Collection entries

===============

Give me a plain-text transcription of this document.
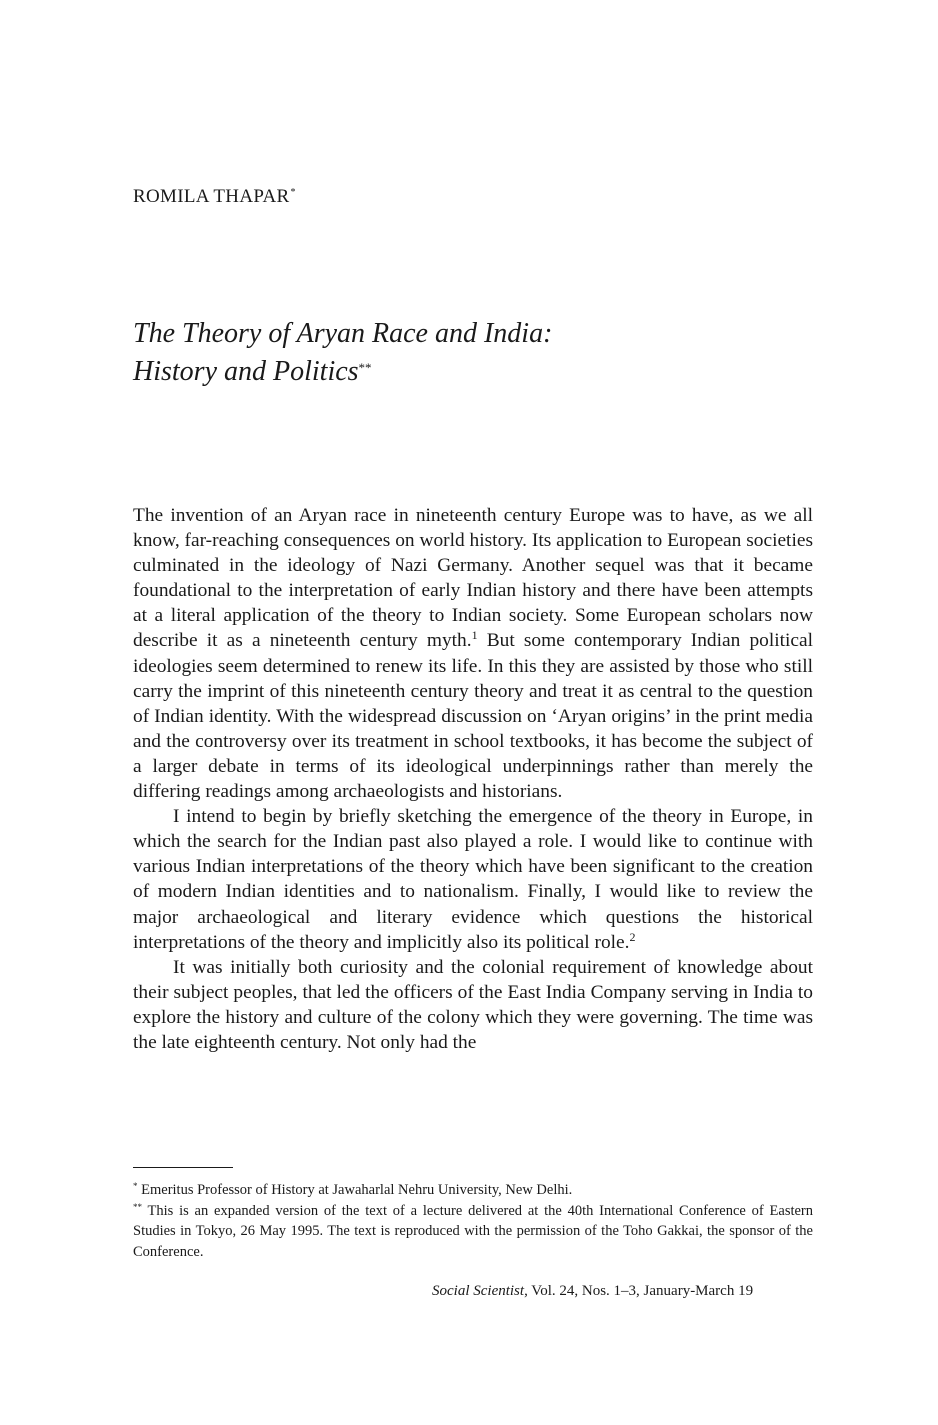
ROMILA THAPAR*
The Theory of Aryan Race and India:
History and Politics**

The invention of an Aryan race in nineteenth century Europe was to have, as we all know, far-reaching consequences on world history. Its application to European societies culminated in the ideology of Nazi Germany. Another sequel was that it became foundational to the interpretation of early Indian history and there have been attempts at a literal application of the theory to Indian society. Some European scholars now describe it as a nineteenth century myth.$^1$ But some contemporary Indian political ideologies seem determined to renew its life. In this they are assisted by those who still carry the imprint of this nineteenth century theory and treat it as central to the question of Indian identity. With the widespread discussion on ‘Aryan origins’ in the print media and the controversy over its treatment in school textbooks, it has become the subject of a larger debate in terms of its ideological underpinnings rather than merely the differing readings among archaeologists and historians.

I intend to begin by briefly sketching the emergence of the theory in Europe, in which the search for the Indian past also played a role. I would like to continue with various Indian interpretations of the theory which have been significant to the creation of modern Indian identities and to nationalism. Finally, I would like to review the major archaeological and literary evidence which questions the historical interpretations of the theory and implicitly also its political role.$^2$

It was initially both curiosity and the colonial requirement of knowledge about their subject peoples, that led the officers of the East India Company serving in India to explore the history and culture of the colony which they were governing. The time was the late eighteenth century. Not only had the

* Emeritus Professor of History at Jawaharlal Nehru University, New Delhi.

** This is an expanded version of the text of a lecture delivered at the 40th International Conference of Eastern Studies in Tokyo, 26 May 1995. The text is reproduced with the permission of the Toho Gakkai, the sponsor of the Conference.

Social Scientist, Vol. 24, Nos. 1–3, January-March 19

===============

What you will do
Reproduce the records verbatim, omitting all images they contain.

Result of this task
Give me a plain-text transcription of this document.
ROMILA THAPAR*
The Theory of Aryan Race and India:
History and Politics**

The invention of an Aryan race in nineteenth century Europe was to have, as we all know, far-reaching consequences on world history. Its application to European societies culminated in the ideology of Nazi Germany. Another sequel was that it became foundational to the interpretation of early Indian history and there have been attempts at a literal application of the theory to Indian society. Some European scholars now describe it as a nineteenth century myth.$^1$ But some contemporary Indian political ideologies seem determined to renew its life. In this they are assisted by those who still carry the imprint of this nineteenth century theory and treat it as central to the question of Indian identity. With the widespread discussion on ‘Aryan origins’ in the print media and the controversy over its treatment in school textbooks, it has become the subject of a larger debate in terms of its ideological underpinnings rather than merely the differing readings among archaeologists and historians.

I intend to begin by briefly sketching the emergence of the theory in Europe, in which the search for the Indian past also played a role. I would like to continue with various Indian interpretations of the theory which have been significant to the creation of modern Indian identities and to nationalism. Finally, I would like to review the major archaeological and literary evidence which questions the historical interpretations of the theory and implicitly also its political role.$^2$

It was initially both curiosity and the colonial requirement of knowledge about their subject peoples, that led the officers of the East India Company serving in India to explore the history and culture of the colony which they were governing. The time was the late eighteenth century. Not only had the

* Emeritus Professor of History at Jawaharlal Nehru University, New Delhi.

** This is an expanded version of the text of a lecture delivered at the 40th International Conference of Eastern Studies in Tokyo, 26 May 1995. The text is reproduced with the permission of the Toho Gakkai, the sponsor of the Conference.

Social Scientist, Vol. 24, Nos. 1–3, January-March 19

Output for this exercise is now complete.